- _SUPPLIED RECORDS_:

+--

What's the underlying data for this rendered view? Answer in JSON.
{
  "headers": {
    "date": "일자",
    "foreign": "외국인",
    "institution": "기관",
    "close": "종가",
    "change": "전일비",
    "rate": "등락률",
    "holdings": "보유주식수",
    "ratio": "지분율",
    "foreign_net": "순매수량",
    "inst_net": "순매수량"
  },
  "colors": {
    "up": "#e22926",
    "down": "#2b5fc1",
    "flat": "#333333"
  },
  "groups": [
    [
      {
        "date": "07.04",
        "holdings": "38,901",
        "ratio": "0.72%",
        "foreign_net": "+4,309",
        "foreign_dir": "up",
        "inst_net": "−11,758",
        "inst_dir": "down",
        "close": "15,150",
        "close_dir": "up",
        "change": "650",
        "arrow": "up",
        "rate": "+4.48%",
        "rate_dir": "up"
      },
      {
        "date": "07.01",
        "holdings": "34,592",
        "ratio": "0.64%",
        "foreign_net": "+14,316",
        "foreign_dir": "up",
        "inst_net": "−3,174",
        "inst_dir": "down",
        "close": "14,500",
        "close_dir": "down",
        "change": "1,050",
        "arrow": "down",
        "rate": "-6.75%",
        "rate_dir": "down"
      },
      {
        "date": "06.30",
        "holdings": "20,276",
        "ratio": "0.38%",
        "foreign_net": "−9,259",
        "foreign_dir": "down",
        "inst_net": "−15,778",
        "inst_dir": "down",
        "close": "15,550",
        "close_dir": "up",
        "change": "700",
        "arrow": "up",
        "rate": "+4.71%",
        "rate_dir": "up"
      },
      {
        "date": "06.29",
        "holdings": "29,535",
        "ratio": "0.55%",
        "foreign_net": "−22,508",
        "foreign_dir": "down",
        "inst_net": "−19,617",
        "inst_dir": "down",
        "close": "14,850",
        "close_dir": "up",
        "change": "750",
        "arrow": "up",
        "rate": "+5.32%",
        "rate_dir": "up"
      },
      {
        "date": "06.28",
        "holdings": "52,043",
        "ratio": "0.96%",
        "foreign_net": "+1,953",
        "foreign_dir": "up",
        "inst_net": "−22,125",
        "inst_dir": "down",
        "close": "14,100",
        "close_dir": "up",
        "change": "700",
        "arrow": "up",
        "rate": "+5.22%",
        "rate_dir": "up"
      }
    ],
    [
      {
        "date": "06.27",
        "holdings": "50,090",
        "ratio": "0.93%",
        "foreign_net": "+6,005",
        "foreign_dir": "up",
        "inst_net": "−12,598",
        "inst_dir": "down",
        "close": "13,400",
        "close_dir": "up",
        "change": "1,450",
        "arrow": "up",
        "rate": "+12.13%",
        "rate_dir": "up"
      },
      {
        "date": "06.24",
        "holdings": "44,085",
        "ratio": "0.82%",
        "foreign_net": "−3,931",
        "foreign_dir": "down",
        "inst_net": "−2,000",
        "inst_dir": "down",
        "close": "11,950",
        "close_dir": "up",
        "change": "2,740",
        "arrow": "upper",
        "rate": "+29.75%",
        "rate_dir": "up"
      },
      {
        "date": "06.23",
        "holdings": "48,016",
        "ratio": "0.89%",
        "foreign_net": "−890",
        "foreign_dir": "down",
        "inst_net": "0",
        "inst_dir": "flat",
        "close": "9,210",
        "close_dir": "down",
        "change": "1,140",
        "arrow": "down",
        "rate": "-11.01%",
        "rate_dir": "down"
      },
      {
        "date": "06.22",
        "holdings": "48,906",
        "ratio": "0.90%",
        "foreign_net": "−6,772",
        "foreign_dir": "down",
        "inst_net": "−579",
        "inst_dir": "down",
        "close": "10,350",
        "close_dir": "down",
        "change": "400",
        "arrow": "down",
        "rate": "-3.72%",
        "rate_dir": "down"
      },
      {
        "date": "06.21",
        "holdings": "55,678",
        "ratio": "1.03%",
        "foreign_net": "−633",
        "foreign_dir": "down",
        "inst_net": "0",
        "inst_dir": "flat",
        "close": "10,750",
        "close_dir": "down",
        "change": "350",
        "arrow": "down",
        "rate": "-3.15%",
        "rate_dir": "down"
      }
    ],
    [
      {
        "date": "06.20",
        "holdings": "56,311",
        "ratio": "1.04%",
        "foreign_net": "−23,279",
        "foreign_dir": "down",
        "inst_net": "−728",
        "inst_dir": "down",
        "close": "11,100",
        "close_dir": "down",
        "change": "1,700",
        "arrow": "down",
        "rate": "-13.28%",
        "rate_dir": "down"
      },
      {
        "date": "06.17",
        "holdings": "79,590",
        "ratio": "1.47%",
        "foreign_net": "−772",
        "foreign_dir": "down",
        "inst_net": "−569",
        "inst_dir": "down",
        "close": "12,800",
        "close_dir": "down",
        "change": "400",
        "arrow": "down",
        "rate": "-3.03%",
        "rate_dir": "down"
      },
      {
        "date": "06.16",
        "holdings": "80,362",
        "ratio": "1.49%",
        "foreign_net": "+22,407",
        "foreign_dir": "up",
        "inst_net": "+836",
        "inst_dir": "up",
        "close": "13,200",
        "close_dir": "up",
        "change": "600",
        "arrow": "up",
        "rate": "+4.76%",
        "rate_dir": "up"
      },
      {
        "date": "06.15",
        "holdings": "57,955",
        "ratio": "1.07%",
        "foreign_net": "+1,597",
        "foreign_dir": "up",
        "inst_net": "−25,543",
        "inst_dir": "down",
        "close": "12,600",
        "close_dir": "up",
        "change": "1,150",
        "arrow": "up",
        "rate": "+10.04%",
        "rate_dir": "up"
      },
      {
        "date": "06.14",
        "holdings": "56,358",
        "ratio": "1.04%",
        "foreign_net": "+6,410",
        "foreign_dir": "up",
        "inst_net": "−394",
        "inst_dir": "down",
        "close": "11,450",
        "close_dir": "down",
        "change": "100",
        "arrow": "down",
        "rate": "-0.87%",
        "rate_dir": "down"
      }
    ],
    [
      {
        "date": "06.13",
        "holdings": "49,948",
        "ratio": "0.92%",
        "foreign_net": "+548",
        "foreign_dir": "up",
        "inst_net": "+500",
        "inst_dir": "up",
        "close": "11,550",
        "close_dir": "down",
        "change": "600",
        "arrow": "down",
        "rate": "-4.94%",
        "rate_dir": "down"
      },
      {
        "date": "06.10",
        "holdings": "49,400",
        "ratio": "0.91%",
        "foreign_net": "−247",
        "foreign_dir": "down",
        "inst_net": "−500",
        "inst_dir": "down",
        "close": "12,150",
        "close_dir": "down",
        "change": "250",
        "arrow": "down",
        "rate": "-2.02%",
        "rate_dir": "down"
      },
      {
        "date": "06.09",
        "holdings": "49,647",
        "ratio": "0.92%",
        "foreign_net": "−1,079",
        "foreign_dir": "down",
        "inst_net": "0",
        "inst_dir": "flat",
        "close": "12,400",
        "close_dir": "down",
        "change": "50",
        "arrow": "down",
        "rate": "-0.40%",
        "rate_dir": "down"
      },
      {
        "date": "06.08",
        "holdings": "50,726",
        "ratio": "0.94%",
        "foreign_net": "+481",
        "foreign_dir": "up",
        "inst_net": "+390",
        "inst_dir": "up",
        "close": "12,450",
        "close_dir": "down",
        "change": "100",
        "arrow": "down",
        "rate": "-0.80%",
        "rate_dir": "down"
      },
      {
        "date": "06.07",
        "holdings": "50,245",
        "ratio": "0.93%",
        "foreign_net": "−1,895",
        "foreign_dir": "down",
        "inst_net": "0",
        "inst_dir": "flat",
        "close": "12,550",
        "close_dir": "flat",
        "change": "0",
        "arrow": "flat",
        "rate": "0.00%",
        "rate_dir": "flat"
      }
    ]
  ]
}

+--

- _WHAT TO PRODUCE_: Write each line above out exactly.

- _RESPONSE BELOW_:
What's the underlying data for this rendered view? Answer in JSON.
{
  "headers": {
    "date": "일자",
    "foreign": "외국인",
    "institution": "기관",
    "close": "종가",
    "change": "전일비",
    "rate": "등락률",
    "holdings": "보유주식수",
    "ratio": "지분율",
    "foreign_net": "순매수량",
    "inst_net": "순매수량"
  },
  "colors": {
    "up": "#e22926",
    "down": "#2b5fc1",
    "flat": "#333333"
  },
  "groups": [
    [
      {
        "date": "07.04",
        "holdings": "38,901",
        "ratio": "0.72%",
        "foreign_net": "+4,309",
        "foreign_dir": "up",
        "inst_net": "−11,758",
        "inst_dir": "down",
        "close": "15,150",
        "close_dir": "up",
        "change": "650",
        "arrow": "up",
        "rate": "+4.48%",
        "rate_dir": "up"
      },
      {
        "date": "07.01",
        "holdings": "34,592",
        "ratio": "0.64%",
        "foreign_net": "+14,316",
        "foreign_dir": "up",
        "inst_net": "−3,174",
        "inst_dir": "down",
        "close": "14,500",
        "close_dir": "down",
        "change": "1,050",
        "arrow": "down",
        "rate": "-6.75%",
        "rate_dir": "down"
      },
      {
        "date": "06.30",
        "holdings": "20,276",
        "ratio": "0.38%",
        "foreign_net": "−9,259",
        "foreign_dir": "down",
        "inst_net": "−15,778",
        "inst_dir": "down",
        "close": "15,550",
        "close_dir": "up",
        "change": "700",
        "arrow": "up",
        "rate": "+4.71%",
        "rate_dir": "up"
      },
      {
        "date": "06.29",
        "holdings": "29,535",
        "ratio": "0.55%",
        "foreign_net": "−22,508",
        "foreign_dir": "down",
        "inst_net": "−19,617",
        "inst_dir": "down",
        "close": "14,850",
        "close_dir": "up",
        "change": "750",
        "arrow": "up",
        "rate": "+5.32%",
        "rate_dir": "up"
      },
      {
        "date": "06.28",
        "holdings": "52,043",
        "ratio": "0.96%",
        "foreign_net": "+1,953",
        "foreign_dir": "up",
        "inst_net": "−22,125",
        "inst_dir": "down",
        "close": "14,100",
        "close_dir": "up",
        "change": "700",
        "arrow": "up",
        "rate": "+5.22%",
        "rate_dir": "up"
      }
    ],
    [
      {
        "date": "06.27",
        "holdings": "50,090",
        "ratio": "0.93%",
        "foreign_net": "+6,005",
        "foreign_dir": "up",
        "inst_net": "−12,598",
        "inst_dir": "down",
        "close": "13,400",
        "close_dir": "up",
        "change": "1,450",
        "arrow": "up",
        "rate": "+12.13%",
        "rate_dir": "up"
      },
      {
        "date": "06.24",
        "holdings": "44,085",
        "ratio": "0.82%",
        "foreign_net": "−3,931",
        "foreign_dir": "down",
        "inst_net": "−2,000",
        "inst_dir": "down",
        "close": "11,950",
        "close_dir": "up",
        "change": "2,740",
        "arrow": "upper",
        "rate": "+29.75%",
        "rate_dir": "up"
      },
      {
        "date": "06.23",
        "holdings": "48,016",
        "ratio": "0.89%",
        "foreign_net": "−890",
        "foreign_dir": "down",
        "inst_net": "0",
        "inst_dir": "flat",
        "close": "9,210",
        "close_dir": "down",
        "change": "1,140",
        "arrow": "down",
        "rate": "-11.01%",
        "rate_dir": "down"
      },
      {
        "date": "06.22",
        "holdings": "48,906",
        "ratio": "0.90%",
        "foreign_net": "−6,772",
        "foreign_dir": "down",
        "inst_net": "−579",
        "inst_dir": "down",
        "close": "10,350",
        "close_dir": "down",
        "change": "400",
        "arrow": "down",
        "rate": "-3.72%",
        "rate_dir": "down"
      },
      {
        "date": "06.21",
        "holdings": "55,678",
        "ratio": "1.03%",
        "foreign_net": "−633",
        "foreign_dir": "down",
        "inst_net": "0",
        "inst_dir": "flat",
        "close": "10,750",
        "close_dir": "down",
        "change": "350",
        "arrow": "down",
        "rate": "-3.15%",
        "rate_dir": "down"
      }
    ],
    [
      {
        "date": "06.20",
        "holdings": "56,311",
        "ratio": "1.04%",
        "foreign_net": "−23,279",
        "foreign_dir": "down",
        "inst_net": "−728",
        "inst_dir": "down",
        "close": "11,100",
        "close_dir": "down",
        "change": "1,700",
        "arrow": "down",
        "rate": "-13.28%",
        "rate_dir": "down"
      },
      {
        "date": "06.17",
        "holdings": "79,590",
        "ratio": "1.47%",
        "foreign_net": "−772",
        "foreign_dir": "down",
        "inst_net": "−569",
        "inst_dir": "down",
        "close": "12,800",
        "close_dir": "down",
        "change": "400",
        "arrow": "down",
        "rate": "-3.03%",
        "rate_dir": "down"
      },
      {
        "date": "06.16",
        "holdings": "80,362",
        "ratio": "1.49%",
        "foreign_net": "+22,407",
        "foreign_dir": "up",
        "inst_net": "+836",
        "inst_dir": "up",
        "close": "13,200",
        "close_dir": "up",
        "change": "600",
        "arrow": "up",
        "rate": "+4.76%",
        "rate_dir": "up"
      },
      {
        "date": "06.15",
        "holdings": "57,955",
        "ratio": "1.07%",
        "foreign_net": "+1,597",
        "foreign_dir": "up",
        "inst_net": "−25,543",
        "inst_dir": "down",
        "close": "12,600",
        "close_dir": "up",
        "change": "1,150",
        "arrow": "up",
        "rate": "+10.04%",
        "rate_dir": "up"
      },
      {
        "date": "06.14",
        "holdings": "56,358",
        "ratio": "1.04%",
        "foreign_net": "+6,410",
        "foreign_dir": "up",
        "inst_net": "−394",
        "inst_dir": "down",
        "close": "11,450",
        "close_dir": "down",
        "change": "100",
        "arrow": "down",
        "rate": "-0.87%",
        "rate_dir": "down"
      }
    ],
    [
      {
        "date": "06.13",
        "holdings": "49,948",
        "ratio": "0.92%",
        "foreign_net": "+548",
        "foreign_dir": "up",
        "inst_net": "+500",
        "inst_dir": "up",
        "close": "11,550",
        "close_dir": "down",
        "change": "600",
        "arrow": "down",
        "rate": "-4.94%",
        "rate_dir": "down"
      },
      {
        "date": "06.10",
        "holdings": "49,400",
        "ratio": "0.91%",
        "foreign_net": "−247",
        "foreign_dir": "down",
        "inst_net": "−500",
        "inst_dir": "down",
        "close": "12,150",
        "close_dir": "down",
        "change": "250",
        "arrow": "down",
        "rate": "-2.02%",
        "rate_dir": "down"
      },
      {
        "date": "06.09",
        "holdings": "49,647",
        "ratio": "0.92%",
        "foreign_net": "−1,079",
        "foreign_dir": "down",
        "inst_net": "0",
        "inst_dir": "flat",
        "close": "12,400",
        "close_dir": "down",
        "change": "50",
        "arrow": "down",
        "rate": "-0.40%",
        "rate_dir": "down"
      },
      {
        "date": "06.08",
        "holdings": "50,726",
        "ratio": "0.94%",
        "foreign_net": "+481",
        "foreign_dir": "up",
        "inst_net": "+390",
        "inst_dir": "up",
        "close": "12,450",
        "close_dir": "down",
        "change": "100",
        "arrow": "down",
        "rate": "-0.80%",
        "rate_dir": "down"
      },
      {
        "date": "06.07",
        "holdings": "50,245",
        "ratio": "0.93%",
        "foreign_net": "−1,895",
        "foreign_dir": "down",
        "inst_net": "0",
        "inst_dir": "flat",
        "close": "12,550",
        "close_dir": "flat",
        "change": "0",
        "arrow": "flat",
        "rate": "0.00%",
        "rate_dir": "flat"
      }
    ]
  ]
}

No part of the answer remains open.